Task statement: Every record must be repeated exactly, with no omission.

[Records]

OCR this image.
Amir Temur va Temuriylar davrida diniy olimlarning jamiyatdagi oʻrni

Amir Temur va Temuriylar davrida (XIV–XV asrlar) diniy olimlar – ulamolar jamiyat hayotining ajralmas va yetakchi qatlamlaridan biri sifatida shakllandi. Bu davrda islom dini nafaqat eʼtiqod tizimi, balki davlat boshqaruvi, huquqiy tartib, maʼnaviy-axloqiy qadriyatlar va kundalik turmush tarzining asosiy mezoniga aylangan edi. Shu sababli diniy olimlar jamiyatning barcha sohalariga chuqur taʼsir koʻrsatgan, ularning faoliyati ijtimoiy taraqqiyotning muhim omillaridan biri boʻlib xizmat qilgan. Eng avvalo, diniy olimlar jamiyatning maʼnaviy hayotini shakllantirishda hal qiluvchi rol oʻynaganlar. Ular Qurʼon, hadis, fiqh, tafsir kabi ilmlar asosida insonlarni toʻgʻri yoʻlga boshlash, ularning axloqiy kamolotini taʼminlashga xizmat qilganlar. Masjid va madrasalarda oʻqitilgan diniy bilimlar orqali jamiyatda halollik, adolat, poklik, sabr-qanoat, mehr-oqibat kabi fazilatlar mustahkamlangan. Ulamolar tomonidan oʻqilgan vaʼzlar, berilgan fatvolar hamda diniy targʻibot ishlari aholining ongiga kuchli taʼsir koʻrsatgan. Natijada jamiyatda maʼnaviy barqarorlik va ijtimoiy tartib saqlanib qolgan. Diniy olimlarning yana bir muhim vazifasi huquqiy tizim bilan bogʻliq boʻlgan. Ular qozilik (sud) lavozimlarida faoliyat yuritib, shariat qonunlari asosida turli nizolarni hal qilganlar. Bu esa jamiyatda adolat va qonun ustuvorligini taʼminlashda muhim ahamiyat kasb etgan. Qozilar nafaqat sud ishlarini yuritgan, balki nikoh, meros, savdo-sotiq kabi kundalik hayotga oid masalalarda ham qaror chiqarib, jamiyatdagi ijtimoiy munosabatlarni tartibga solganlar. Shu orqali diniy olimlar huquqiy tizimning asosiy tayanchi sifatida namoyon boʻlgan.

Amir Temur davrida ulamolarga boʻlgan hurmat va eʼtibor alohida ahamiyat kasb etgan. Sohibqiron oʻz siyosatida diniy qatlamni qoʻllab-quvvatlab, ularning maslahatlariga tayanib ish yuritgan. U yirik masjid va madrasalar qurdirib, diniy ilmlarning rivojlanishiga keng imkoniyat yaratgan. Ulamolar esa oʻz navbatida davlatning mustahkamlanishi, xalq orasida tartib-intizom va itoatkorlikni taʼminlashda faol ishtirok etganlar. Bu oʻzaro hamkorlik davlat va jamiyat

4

Output of the task:
OCR this image.
Amir Temur va Temuriylar davrida diniy olimlarning jamiyatdagi oʻrni

Amir Temur va Temuriylar davrida (XIV–XV asrlar) diniy olimlar – ulamolar jamiyat hayotining ajralmas va yetakchi qatlamlaridan biri sifatida shakllandi. Bu davrda islom dini nafaqat eʼtiqod tizimi, balki davlat boshqaruvi, huquqiy tartib, maʼnaviy-axloqiy qadriyatlar va kundalik turmush tarzining asosiy mezoniga aylangan edi. Shu sababli diniy olimlar jamiyatning barcha sohalariga chuqur taʼsir koʻrsatgan, ularning faoliyati ijtimoiy taraqqiyotning muhim omillaridan biri boʻlib xizmat qilgan. Eng avvalo, diniy olimlar jamiyatning maʼnaviy hayotini shakllantirishda hal qiluvchi rol oʻynaganlar. Ular Qurʼon, hadis, fiqh, tafsir kabi ilmlar asosida insonlarni toʻgʻri yoʻlga boshlash, ularning axloqiy kamolotini taʼminlashga xizmat qilganlar. Masjid va madrasalarda oʻqitilgan diniy bilimlar orqali jamiyatda halollik, adolat, poklik, sabr-qanoat, mehr-oqibat kabi fazilatlar mustahkamlangan. Ulamolar tomonidan oʻqilgan vaʼzlar, berilgan fatvolar hamda diniy targʻibot ishlari aholining ongiga kuchli taʼsir koʻrsatgan. Natijada jamiyatda maʼnaviy barqarorlik va ijtimoiy tartib saqlanib qolgan. Diniy olimlarning yana bir muhim vazifasi huquqiy tizim bilan bogʻliq boʻlgan. Ular qozilik (sud) lavozimlarida faoliyat yuritib, shariat qonunlari asosida turli nizolarni hal qilganlar. Bu esa jamiyatda adolat va qonun ustuvorligini taʼminlashda muhim ahamiyat kasb etgan. Qozilar nafaqat sud ishlarini yuritgan, balki nikoh, meros, savdo-sotiq kabi kundalik hayotga oid masalalarda ham qaror chiqarib, jamiyatdagi ijtimoiy munosabatlarni tartibga solganlar. Shu orqali diniy olimlar huquqiy tizimning asosiy tayanchi sifatida namoyon boʻlgan.

Amir Temur davrida ulamolarga boʻlgan hurmat va eʼtibor alohida ahamiyat kasb etgan. Sohibqiron oʻz siyosatida diniy qatlamni qoʻllab-quvvatlab, ularning maslahatlariga tayanib ish yuritgan. U yirik masjid va madrasalar qurdirib, diniy ilmlarning rivojlanishiga keng imkoniyat yaratgan. Ulamolar esa oʻz navbatida davlatning mustahkamlanishi, xalq orasida tartib-intizom va itoatkorlikni taʼminlashda faol ishtirok etganlar. Bu oʻzaro hamkorlik davlat va jamiyat

4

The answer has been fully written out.